## [Given exercise]
Where a line contains the word "subtitle", copy that line in full.

* Begin *

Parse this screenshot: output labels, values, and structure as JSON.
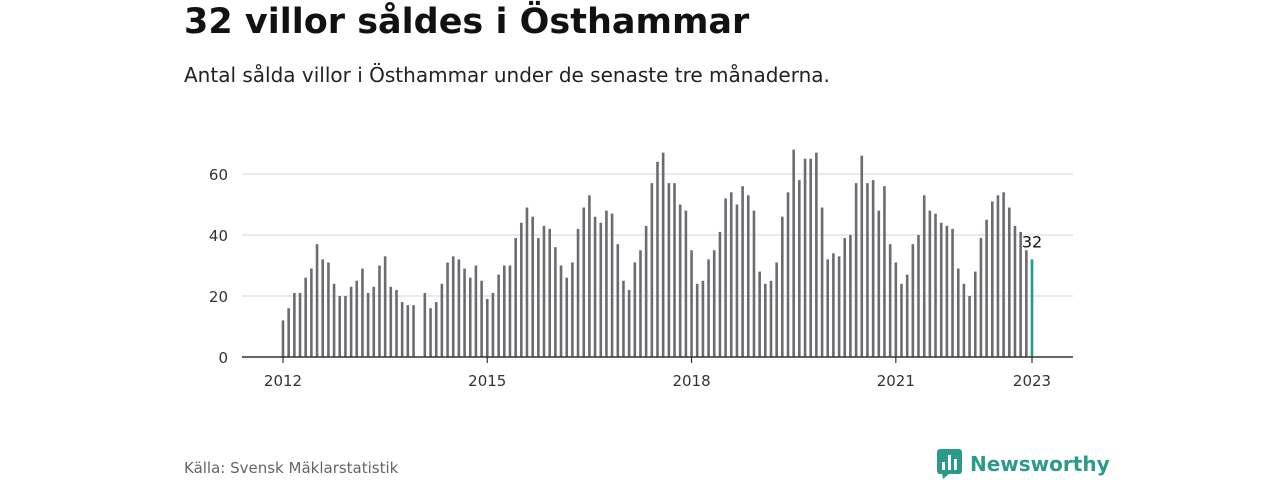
{
  "title": "32 villor såldes i Östhammar",
  "subtitle": "Antal sålda villor i Östhammar under de senaste tre månaderna.",
  "source": "Källa: Svensk Mäklarstatistik",
  "brand": {
    "name": "Newsworthy",
    "icon": "newsworthy-logo-icon",
    "color": "#2a9a8a"
  },
  "chart_data": {
    "type": "bar",
    "title": "32 villor såldes i Östhammar",
    "subtitle": "Antal sålda villor i Östhammar under de senaste tre månaderna.",
    "xlabel": "",
    "ylabel": "",
    "ylim": [
      0,
      70
    ],
    "xlim": [
      2011.8,
      2023.2
    ],
    "grid": true,
    "legend": "none",
    "y_ticks": [
      0,
      20,
      40,
      60
    ],
    "x_ticks": [
      2012,
      2015,
      2018,
      2021,
      2023
    ],
    "bar_color": "#6b6b72",
    "highlight_color": "#1f9c8c",
    "highlight_label": "32",
    "x": [
      2012.0,
      2012.083,
      2012.167,
      2012.25,
      2012.333,
      2012.417,
      2012.5,
      2012.583,
      2012.667,
      2012.75,
      2012.833,
      2012.917,
      2013.0,
      2013.083,
      2013.167,
      2013.25,
      2013.333,
      2013.417,
      2013.5,
      2013.583,
      2013.667,
      2013.75,
      2013.833,
      2013.917,
      2014.083,
      2014.167,
      2014.25,
      2014.333,
      2014.417,
      2014.5,
      2014.583,
      2014.667,
      2014.75,
      2014.833,
      2014.917,
      2015.0,
      2015.083,
      2015.167,
      2015.25,
      2015.333,
      2015.417,
      2015.5,
      2015.583,
      2015.667,
      2015.75,
      2015.833,
      2015.917,
      2016.0,
      2016.083,
      2016.167,
      2016.25,
      2016.333,
      2016.417,
      2016.5,
      2016.583,
      2016.667,
      2016.75,
      2016.833,
      2016.917,
      2017.0,
      2017.083,
      2017.167,
      2017.25,
      2017.333,
      2017.417,
      2017.5,
      2017.583,
      2017.667,
      2017.75,
      2017.833,
      2017.917,
      2018.0,
      2018.083,
      2018.167,
      2018.25,
      2018.333,
      2018.417,
      2018.5,
      2018.583,
      2018.667,
      2018.75,
      2018.833,
      2018.917,
      2019.0,
      2019.083,
      2019.167,
      2019.25,
      2019.333,
      2019.417,
      2019.5,
      2019.583,
      2019.667,
      2019.75,
      2019.833,
      2019.917,
      2020.0,
      2020.083,
      2020.167,
      2020.25,
      2020.333,
      2020.417,
      2020.5,
      2020.583,
      2020.667,
      2020.75,
      2020.833,
      2020.917,
      2021.0,
      2021.083,
      2021.167,
      2021.25,
      2021.333,
      2021.417,
      2021.5,
      2021.583,
      2021.667,
      2021.75,
      2021.833,
      2021.917,
      2022.0,
      2022.083,
      2022.167,
      2022.25,
      2022.333,
      2022.417,
      2022.5,
      2022.583,
      2022.667,
      2022.75,
      2022.833,
      2022.917,
      2023.0
    ],
    "values": [
      12,
      16,
      21,
      21,
      26,
      29,
      37,
      32,
      31,
      24,
      20,
      20,
      23,
      25,
      29,
      21,
      23,
      30,
      33,
      23,
      22,
      18,
      17,
      17,
      21,
      16,
      18,
      24,
      31,
      33,
      32,
      29,
      26,
      30,
      25,
      19,
      21,
      27,
      30,
      30,
      39,
      44,
      49,
      46,
      39,
      43,
      42,
      36,
      30,
      26,
      31,
      42,
      49,
      53,
      46,
      44,
      48,
      47,
      37,
      25,
      22,
      31,
      35,
      43,
      57,
      64,
      67,
      57,
      57,
      50,
      48,
      35,
      24,
      25,
      32,
      35,
      41,
      52,
      54,
      50,
      56,
      53,
      48,
      28,
      24,
      25,
      31,
      46,
      54,
      68,
      58,
      65,
      65,
      67,
      49,
      32,
      34,
      33,
      39,
      40,
      57,
      66,
      57,
      58,
      48,
      56,
      37,
      31,
      24,
      27,
      37,
      40,
      53,
      48,
      47,
      44,
      43,
      42,
      29,
      24,
      20,
      28,
      39,
      45,
      51,
      53,
      54,
      49,
      43,
      41,
      35,
      32
    ]
  }
}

* End *

## [Solution to the problem]
  "subtitle": "Antal sålda villor i Östhammar under de senaste tre månaderna.",
    "subtitle": "Antal sålda villor i Östhammar under de senaste tre månaderna.",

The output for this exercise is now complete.